**TASK DETAILS:** Copy the data below exactly, omitting any picture it contains.

** start STORED DATA **

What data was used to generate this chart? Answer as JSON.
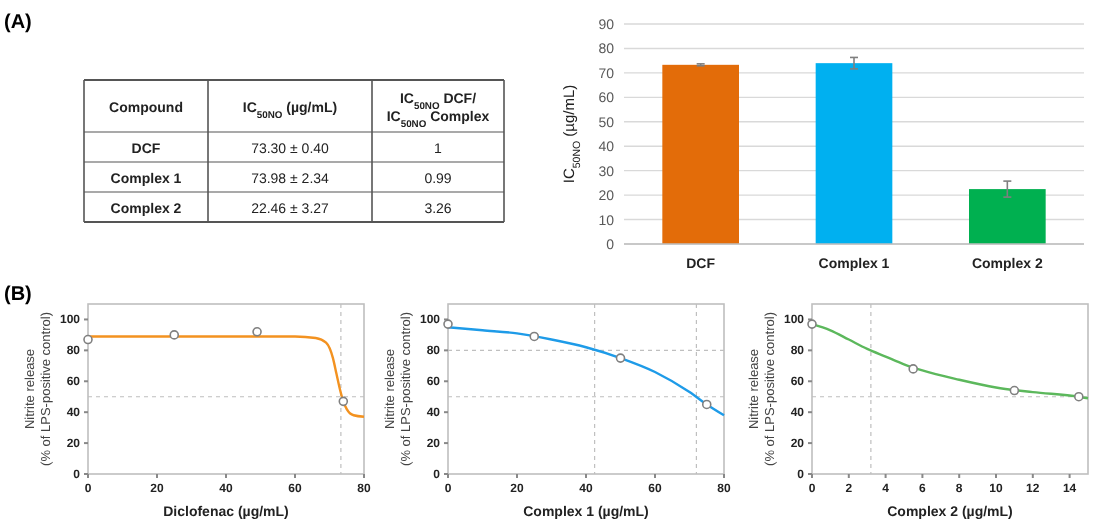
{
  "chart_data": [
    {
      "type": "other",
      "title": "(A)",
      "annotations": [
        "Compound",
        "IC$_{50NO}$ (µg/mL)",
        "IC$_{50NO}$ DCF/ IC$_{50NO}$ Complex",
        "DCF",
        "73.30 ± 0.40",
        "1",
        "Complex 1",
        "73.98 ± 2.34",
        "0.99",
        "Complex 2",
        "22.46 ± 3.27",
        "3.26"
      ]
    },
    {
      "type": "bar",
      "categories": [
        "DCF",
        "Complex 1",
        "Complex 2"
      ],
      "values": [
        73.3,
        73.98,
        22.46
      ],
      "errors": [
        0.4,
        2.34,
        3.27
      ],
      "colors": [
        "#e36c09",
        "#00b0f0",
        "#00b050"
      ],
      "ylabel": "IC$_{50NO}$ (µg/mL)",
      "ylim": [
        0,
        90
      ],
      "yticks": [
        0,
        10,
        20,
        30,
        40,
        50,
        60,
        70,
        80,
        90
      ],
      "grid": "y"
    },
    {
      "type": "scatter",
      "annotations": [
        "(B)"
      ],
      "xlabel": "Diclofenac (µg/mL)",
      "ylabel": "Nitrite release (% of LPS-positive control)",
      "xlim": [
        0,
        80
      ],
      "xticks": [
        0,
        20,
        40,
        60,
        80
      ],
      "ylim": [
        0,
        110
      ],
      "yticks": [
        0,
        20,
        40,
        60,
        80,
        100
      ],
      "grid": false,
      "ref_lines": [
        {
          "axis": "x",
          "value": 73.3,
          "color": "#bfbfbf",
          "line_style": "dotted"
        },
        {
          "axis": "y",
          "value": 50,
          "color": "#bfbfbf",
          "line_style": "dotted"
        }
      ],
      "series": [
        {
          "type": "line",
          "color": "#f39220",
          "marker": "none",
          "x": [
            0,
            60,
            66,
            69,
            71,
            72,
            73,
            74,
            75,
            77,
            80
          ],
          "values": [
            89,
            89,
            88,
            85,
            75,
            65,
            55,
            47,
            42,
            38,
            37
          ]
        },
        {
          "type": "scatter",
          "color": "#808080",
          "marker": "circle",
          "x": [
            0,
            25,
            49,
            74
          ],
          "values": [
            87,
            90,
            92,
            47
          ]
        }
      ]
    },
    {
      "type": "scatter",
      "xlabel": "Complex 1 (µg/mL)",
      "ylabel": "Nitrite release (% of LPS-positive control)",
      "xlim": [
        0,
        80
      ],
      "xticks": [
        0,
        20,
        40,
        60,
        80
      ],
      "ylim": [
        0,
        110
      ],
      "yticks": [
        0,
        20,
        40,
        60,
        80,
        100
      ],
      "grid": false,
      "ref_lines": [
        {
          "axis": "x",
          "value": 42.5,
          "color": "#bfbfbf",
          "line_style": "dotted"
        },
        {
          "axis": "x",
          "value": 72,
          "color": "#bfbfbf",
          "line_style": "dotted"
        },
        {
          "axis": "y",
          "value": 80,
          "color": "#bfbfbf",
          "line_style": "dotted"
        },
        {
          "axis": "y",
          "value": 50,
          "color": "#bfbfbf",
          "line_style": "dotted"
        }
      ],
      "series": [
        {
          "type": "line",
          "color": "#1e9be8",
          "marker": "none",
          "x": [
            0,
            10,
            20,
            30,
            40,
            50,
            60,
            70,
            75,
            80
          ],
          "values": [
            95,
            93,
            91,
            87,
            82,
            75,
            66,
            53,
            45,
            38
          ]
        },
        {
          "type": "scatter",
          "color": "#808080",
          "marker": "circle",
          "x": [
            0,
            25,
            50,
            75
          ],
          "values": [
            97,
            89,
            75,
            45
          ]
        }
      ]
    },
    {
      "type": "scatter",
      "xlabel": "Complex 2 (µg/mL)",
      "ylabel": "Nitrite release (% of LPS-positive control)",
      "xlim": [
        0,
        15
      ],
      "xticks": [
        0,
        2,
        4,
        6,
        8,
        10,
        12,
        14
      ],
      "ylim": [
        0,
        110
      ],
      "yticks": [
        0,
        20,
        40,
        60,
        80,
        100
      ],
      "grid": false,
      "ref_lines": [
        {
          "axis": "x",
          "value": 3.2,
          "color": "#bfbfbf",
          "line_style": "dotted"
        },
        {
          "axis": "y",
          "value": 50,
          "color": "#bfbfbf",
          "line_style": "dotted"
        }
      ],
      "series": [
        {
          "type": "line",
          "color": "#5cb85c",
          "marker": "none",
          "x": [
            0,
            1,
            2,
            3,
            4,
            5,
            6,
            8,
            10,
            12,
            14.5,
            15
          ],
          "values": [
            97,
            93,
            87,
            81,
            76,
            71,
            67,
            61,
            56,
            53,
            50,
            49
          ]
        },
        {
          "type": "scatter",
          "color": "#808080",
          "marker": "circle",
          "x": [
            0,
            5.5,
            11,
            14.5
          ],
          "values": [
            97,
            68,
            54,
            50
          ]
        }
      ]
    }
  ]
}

** end STORED DATA **

**SOLVED EXERCISE:**
What data was used to generate this chart? Answer as JSON.
{
  "chart_data": [
    {
      "type": "other",
      "title": "(A)",
      "annotations": [
        "Compound",
        "IC$_{50NO}$ (µg/mL)",
        "IC$_{50NO}$ DCF/ IC$_{50NO}$ Complex",
        "DCF",
        "73.30 ± 0.40",
        "1",
        "Complex 1",
        "73.98 ± 2.34",
        "0.99",
        "Complex 2",
        "22.46 ± 3.27",
        "3.26"
      ]
    },
    {
      "type": "bar",
      "categories": [
        "DCF",
        "Complex 1",
        "Complex 2"
      ],
      "values": [
        73.3,
        73.98,
        22.46
      ],
      "errors": [
        0.4,
        2.34,
        3.27
      ],
      "colors": [
        "#e36c09",
        "#00b0f0",
        "#00b050"
      ],
      "ylabel": "IC$_{50NO}$ (µg/mL)",
      "ylim": [
        0,
        90
      ],
      "yticks": [
        0,
        10,
        20,
        30,
        40,
        50,
        60,
        70,
        80,
        90
      ],
      "grid": "y"
    },
    {
      "type": "scatter",
      "annotations": [
        "(B)"
      ],
      "xlabel": "Diclofenac (µg/mL)",
      "ylabel": "Nitrite release (% of LPS-positive control)",
      "xlim": [
        0,
        80
      ],
      "xticks": [
        0,
        20,
        40,
        60,
        80
      ],
      "ylim": [
        0,
        110
      ],
      "yticks": [
        0,
        20,
        40,
        60,
        80,
        100
      ],
      "grid": false,
      "ref_lines": [
        {
          "axis": "x",
          "value": 73.3,
          "color": "#bfbfbf",
          "line_style": "dotted"
        },
        {
          "axis": "y",
          "value": 50,
          "color": "#bfbfbf",
          "line_style": "dotted"
        }
      ],
      "series": [
        {
          "type": "line",
          "color": "#f39220",
          "marker": "none",
          "x": [
            0,
            60,
            66,
            69,
            71,
            72,
            73,
            74,
            75,
            77,
            80
          ],
          "values": [
            89,
            89,
            88,
            85,
            75,
            65,
            55,
            47,
            42,
            38,
            37
          ]
        },
        {
          "type": "scatter",
          "color": "#808080",
          "marker": "circle",
          "x": [
            0,
            25,
            49,
            74
          ],
          "values": [
            87,
            90,
            92,
            47
          ]
        }
      ]
    },
    {
      "type": "scatter",
      "xlabel": "Complex 1 (µg/mL)",
      "ylabel": "Nitrite release (% of LPS-positive control)",
      "xlim": [
        0,
        80
      ],
      "xticks": [
        0,
        20,
        40,
        60,
        80
      ],
      "ylim": [
        0,
        110
      ],
      "yticks": [
        0,
        20,
        40,
        60,
        80,
        100
      ],
      "grid": false,
      "ref_lines": [
        {
          "axis": "x",
          "value": 42.5,
          "color": "#bfbfbf",
          "line_style": "dotted"
        },
        {
          "axis": "x",
          "value": 72,
          "color": "#bfbfbf",
          "line_style": "dotted"
        },
        {
          "axis": "y",
          "value": 80,
          "color": "#bfbfbf",
          "line_style": "dotted"
        },
        {
          "axis": "y",
          "value": 50,
          "color": "#bfbfbf",
          "line_style": "dotted"
        }
      ],
      "series": [
        {
          "type": "line",
          "color": "#1e9be8",
          "marker": "none",
          "x": [
            0,
            10,
            20,
            30,
            40,
            50,
            60,
            70,
            75,
            80
          ],
          "values": [
            95,
            93,
            91,
            87,
            82,
            75,
            66,
            53,
            45,
            38
          ]
        },
        {
          "type": "scatter",
          "color": "#808080",
          "marker": "circle",
          "x": [
            0,
            25,
            50,
            75
          ],
          "values": [
            97,
            89,
            75,
            45
          ]
        }
      ]
    },
    {
      "type": "scatter",
      "xlabel": "Complex 2 (µg/mL)",
      "ylabel": "Nitrite release (% of LPS-positive control)",
      "xlim": [
        0,
        15
      ],
      "xticks": [
        0,
        2,
        4,
        6,
        8,
        10,
        12,
        14
      ],
      "ylim": [
        0,
        110
      ],
      "yticks": [
        0,
        20,
        40,
        60,
        80,
        100
      ],
      "grid": false,
      "ref_lines": [
        {
          "axis": "x",
          "value": 3.2,
          "color": "#bfbfbf",
          "line_style": "dotted"
        },
        {
          "axis": "y",
          "value": 50,
          "color": "#bfbfbf",
          "line_style": "dotted"
        }
      ],
      "series": [
        {
          "type": "line",
          "color": "#5cb85c",
          "marker": "none",
          "x": [
            0,
            1,
            2,
            3,
            4,
            5,
            6,
            8,
            10,
            12,
            14.5,
            15
          ],
          "values": [
            97,
            93,
            87,
            81,
            76,
            71,
            67,
            61,
            56,
            53,
            50,
            49
          ]
        },
        {
          "type": "scatter",
          "color": "#808080",
          "marker": "circle",
          "x": [
            0,
            5.5,
            11,
            14.5
          ],
          "values": [
            97,
            68,
            54,
            50
          ]
        }
      ]
    }
  ]
}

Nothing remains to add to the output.